Exercise description -> Convert every line of the entries below into a Markdown table with the columns Row and Line, numbering the rows and skipping blank lines. Omit any pictures.

--- Dataset records ---

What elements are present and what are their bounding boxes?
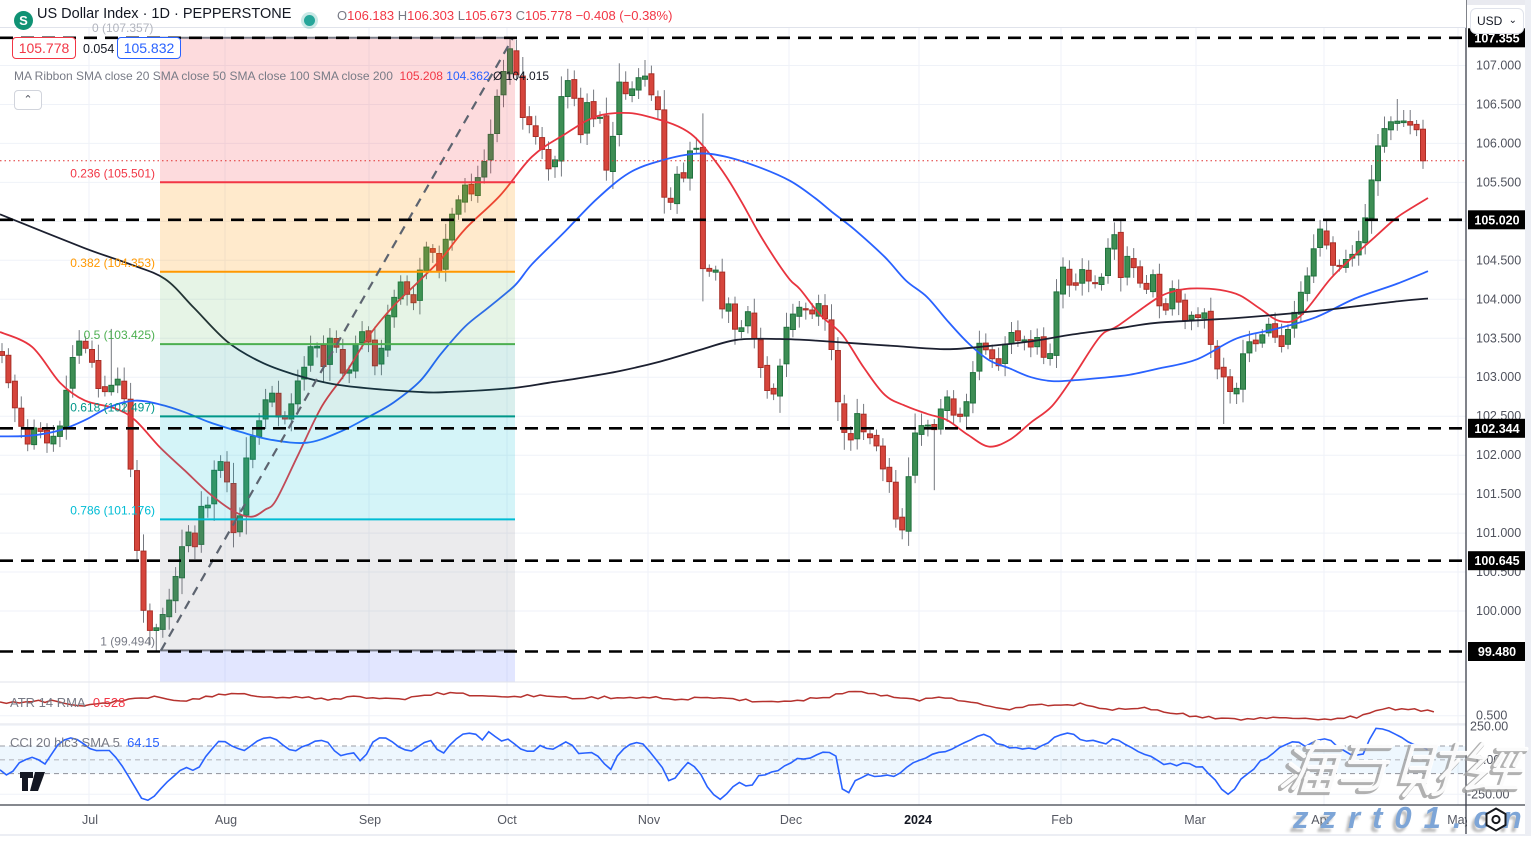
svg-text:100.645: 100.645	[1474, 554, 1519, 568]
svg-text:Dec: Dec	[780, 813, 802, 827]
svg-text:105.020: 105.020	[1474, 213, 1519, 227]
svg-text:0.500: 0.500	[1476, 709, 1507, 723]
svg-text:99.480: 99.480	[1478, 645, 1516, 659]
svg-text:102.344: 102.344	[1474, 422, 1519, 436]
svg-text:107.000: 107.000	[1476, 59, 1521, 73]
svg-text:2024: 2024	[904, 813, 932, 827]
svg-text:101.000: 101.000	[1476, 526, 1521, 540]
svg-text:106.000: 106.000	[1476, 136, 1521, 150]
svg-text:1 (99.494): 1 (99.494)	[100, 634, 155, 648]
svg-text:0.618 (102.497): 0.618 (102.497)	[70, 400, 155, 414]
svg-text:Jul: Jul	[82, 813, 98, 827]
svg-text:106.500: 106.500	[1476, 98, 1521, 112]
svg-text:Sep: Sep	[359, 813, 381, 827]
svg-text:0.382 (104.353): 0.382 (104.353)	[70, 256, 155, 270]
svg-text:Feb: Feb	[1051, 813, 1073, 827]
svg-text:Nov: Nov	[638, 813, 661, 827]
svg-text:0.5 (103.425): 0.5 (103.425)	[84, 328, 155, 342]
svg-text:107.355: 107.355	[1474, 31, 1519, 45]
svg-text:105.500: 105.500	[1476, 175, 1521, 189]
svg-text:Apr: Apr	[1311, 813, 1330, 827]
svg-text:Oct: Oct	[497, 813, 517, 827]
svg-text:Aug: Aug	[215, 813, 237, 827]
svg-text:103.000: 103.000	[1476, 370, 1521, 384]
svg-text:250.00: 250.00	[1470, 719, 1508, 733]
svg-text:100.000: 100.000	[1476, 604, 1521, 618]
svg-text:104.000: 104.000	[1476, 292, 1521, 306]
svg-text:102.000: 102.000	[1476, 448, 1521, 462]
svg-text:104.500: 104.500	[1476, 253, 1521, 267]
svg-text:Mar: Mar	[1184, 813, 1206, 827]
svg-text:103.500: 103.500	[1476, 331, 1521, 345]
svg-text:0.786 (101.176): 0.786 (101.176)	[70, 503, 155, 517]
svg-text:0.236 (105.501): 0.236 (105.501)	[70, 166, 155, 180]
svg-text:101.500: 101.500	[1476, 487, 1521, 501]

---

Result below ->
| Row | Line |
|---|---|
| 1 | What elements are present and what are their bounding boxes? |
| 2 | svg-text:100.645: 100.645	[1474, 554, 1519, 568] |
| 3 | svg-text:Dec: Dec	[780, 813, 802, 827] |
| 4 | svg-text:105.020: 105.020	[1474, 213, 1519, 227] |
| 5 | svg-text:0.500: 0.500	[1476, 709, 1507, 723] |
| 6 | svg-text:99.480: 99.480	[1478, 645, 1516, 659] |
| 7 | svg-text:102.344: 102.344	[1474, 422, 1519, 436] |
| 8 | svg-text:107.000: 107.000	[1476, 59, 1521, 73] |
| 9 | svg-text:2024: 2024	[904, 813, 932, 827] |
| 10 | svg-text:101.000: 101.000	[1476, 526, 1521, 540] |
| 11 | svg-text:106.000: 106.000	[1476, 136, 1521, 150] |
| 12 | svg-text:1 (99.494): 1 (99.494)	[100, 634, 155, 648] |
| 13 | svg-text:0.618 (102.497): 0.618 (102.497)	[70, 400, 155, 414] |
| 14 | svg-text:Jul: Jul	[82, 813, 98, 827] |
| 15 | svg-text:106.500: 106.500	[1476, 98, 1521, 112] |
| 16 | svg-text:Sep: Sep	[359, 813, 381, 827] |
| 17 | svg-text:0.382 (104.353): 0.382 (104.353)	[70, 256, 155, 270] |
| 18 | svg-text:Feb: Feb	[1051, 813, 1073, 827] |
| 19 | svg-text:Nov: Nov	[638, 813, 661, 827] |
| 20 | svg-text:0.5 (103.425): 0.5 (103.425)	[84, 328, 155, 342] |
| 21 | svg-text:107.355: 107.355	[1474, 31, 1519, 45] |
| 22 | svg-text:105.500: 105.500	[1476, 175, 1521, 189] |
| 23 | svg-text:Apr: Apr	[1311, 813, 1330, 827] |
| 24 | svg-text:Oct: Oct	[497, 813, 517, 827] |
| 25 | svg-text:Aug: Aug	[215, 813, 237, 827] |
| 26 | svg-text:103.000: 103.000	[1476, 370, 1521, 384] |
| 27 | svg-text:250.00: 250.00	[1470, 719, 1508, 733] |
| 28 | svg-text:100.000: 100.000	[1476, 604, 1521, 618] |
| 29 | svg-text:104.000: 104.000	[1476, 292, 1521, 306] |
| 30 | svg-text:102.000: 102.000	[1476, 448, 1521, 462] |
| 31 | svg-text:104.500: 104.500	[1476, 253, 1521, 267] |
| 32 | svg-text:Mar: Mar	[1184, 813, 1206, 827] |
| 33 | svg-text:103.500: 103.500	[1476, 331, 1521, 345] |
| 34 | svg-text:0.786 (101.176): 0.786 (101.176)	[70, 503, 155, 517] |
| 35 | svg-text:0.236 (105.501): 0.236 (105.501)	[70, 166, 155, 180] |
| 36 | svg-text:101.500: 101.500	[1476, 487, 1521, 501] |